- AIM OF THE EXERCISE -
Determine how many lines of the entries contain "степени". Reply with that number alone.

========

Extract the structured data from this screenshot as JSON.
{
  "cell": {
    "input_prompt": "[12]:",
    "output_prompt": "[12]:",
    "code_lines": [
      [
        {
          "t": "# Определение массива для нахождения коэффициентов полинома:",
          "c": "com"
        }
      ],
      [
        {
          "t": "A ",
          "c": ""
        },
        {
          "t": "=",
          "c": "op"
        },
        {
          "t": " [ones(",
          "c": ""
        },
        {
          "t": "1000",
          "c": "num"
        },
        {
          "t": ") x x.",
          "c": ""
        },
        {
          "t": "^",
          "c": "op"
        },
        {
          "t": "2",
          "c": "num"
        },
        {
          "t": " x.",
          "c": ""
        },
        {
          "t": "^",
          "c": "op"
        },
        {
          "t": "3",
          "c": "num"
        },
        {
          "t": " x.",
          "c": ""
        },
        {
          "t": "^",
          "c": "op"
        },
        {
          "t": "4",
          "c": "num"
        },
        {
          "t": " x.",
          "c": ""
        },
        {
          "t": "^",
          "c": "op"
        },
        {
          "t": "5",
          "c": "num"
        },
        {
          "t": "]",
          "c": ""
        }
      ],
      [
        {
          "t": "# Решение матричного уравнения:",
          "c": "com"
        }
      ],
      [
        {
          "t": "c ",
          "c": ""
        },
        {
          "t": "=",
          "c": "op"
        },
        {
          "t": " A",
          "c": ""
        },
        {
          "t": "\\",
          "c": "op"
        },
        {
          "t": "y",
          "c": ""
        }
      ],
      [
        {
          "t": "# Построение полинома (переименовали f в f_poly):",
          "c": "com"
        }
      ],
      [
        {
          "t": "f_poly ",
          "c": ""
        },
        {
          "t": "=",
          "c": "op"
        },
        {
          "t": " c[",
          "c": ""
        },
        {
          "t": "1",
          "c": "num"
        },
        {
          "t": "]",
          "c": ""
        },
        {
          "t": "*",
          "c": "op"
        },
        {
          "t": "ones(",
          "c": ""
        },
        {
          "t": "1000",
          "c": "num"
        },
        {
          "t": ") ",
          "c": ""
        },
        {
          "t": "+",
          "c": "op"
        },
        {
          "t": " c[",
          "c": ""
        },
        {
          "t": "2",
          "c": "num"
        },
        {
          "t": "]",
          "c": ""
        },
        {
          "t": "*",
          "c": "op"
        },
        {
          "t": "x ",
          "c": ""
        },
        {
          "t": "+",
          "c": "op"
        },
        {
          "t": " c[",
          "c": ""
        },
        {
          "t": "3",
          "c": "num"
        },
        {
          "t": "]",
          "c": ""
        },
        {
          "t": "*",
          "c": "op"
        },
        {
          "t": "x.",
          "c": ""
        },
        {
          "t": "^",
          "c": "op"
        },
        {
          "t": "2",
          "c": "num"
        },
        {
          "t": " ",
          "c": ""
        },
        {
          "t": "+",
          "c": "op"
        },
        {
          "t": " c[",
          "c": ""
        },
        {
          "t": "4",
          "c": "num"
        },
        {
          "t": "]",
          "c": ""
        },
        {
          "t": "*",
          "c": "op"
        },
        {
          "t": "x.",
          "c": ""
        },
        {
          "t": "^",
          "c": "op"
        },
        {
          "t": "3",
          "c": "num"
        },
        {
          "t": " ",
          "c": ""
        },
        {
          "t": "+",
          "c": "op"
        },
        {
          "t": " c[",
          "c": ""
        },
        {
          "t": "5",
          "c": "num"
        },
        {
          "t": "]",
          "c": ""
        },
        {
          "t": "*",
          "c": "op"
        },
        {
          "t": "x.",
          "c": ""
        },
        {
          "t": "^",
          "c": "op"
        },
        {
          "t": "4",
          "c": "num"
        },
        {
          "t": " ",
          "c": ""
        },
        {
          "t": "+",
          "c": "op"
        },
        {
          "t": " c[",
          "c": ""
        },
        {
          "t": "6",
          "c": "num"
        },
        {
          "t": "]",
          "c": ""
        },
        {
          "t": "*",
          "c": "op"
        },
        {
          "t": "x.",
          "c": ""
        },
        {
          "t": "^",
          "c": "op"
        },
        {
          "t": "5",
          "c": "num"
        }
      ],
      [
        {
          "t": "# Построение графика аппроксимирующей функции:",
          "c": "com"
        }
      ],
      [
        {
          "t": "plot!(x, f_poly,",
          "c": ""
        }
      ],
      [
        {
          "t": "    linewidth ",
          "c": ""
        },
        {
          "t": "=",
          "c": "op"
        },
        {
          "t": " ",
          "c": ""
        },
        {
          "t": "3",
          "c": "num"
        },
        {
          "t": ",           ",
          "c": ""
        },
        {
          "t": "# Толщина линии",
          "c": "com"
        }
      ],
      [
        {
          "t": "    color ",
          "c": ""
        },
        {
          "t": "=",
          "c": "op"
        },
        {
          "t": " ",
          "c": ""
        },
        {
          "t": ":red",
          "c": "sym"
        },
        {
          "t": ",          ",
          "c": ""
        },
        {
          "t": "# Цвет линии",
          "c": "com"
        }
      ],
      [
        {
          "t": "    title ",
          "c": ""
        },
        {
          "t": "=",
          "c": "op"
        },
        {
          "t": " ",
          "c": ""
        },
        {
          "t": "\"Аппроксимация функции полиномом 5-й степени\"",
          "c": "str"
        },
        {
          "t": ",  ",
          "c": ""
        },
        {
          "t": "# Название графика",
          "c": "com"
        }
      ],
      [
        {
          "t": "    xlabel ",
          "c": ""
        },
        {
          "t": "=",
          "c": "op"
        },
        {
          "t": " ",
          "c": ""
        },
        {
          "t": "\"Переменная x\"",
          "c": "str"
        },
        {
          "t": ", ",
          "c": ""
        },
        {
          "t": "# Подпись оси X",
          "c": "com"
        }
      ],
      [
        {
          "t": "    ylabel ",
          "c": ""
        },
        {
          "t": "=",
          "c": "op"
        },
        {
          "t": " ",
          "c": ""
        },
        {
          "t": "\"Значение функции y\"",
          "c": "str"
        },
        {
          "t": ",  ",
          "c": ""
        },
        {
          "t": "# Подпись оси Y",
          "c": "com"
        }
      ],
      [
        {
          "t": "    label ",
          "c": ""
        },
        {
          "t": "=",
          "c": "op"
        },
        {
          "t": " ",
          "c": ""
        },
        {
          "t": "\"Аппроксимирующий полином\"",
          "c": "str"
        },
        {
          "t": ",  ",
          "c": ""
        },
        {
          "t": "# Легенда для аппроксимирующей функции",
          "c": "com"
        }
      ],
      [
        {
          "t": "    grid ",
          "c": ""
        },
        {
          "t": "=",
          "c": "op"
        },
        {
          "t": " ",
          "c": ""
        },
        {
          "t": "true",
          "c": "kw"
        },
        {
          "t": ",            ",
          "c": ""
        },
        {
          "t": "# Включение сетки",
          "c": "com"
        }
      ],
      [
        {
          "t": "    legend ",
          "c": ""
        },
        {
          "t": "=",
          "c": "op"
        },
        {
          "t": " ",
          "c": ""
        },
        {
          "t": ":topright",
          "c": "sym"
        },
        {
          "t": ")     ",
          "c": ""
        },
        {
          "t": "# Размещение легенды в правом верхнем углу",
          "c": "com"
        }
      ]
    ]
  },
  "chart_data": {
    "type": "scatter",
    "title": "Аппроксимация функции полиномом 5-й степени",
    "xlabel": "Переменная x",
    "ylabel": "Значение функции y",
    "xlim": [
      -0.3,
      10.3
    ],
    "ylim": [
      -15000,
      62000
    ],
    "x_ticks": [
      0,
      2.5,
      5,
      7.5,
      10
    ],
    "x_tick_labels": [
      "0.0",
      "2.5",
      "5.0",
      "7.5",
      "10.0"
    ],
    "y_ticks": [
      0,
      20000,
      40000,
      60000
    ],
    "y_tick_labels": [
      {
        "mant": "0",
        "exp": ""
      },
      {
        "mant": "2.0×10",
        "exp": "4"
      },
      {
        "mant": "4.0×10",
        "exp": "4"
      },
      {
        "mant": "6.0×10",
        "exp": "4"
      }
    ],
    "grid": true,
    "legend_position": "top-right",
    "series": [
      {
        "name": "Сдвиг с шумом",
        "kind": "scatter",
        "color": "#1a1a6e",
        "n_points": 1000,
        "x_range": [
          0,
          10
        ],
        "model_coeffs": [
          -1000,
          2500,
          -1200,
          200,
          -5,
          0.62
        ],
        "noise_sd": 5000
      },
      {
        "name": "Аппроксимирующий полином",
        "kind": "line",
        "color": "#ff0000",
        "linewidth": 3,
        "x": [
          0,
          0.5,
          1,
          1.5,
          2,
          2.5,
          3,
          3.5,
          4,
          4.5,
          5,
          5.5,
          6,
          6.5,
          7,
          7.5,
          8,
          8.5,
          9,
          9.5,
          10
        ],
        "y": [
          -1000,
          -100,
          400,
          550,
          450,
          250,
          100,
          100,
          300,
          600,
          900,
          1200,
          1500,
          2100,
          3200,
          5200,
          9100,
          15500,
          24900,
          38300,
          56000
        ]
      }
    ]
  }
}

========

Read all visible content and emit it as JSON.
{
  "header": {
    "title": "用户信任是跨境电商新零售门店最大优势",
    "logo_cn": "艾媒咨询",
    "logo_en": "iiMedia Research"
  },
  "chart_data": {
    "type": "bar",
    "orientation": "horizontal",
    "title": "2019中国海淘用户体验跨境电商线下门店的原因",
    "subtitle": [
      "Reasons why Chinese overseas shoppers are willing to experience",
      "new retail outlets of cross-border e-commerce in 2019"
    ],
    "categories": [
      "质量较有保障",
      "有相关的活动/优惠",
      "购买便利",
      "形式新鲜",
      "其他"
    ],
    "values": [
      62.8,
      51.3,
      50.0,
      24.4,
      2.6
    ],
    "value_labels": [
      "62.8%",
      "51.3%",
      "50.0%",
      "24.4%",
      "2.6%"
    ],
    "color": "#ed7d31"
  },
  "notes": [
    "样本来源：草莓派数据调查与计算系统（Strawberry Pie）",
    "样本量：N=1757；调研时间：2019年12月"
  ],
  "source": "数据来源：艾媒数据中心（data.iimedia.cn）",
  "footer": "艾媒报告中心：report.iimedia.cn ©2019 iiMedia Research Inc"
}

========

- EXERCISE RESPONSE -
2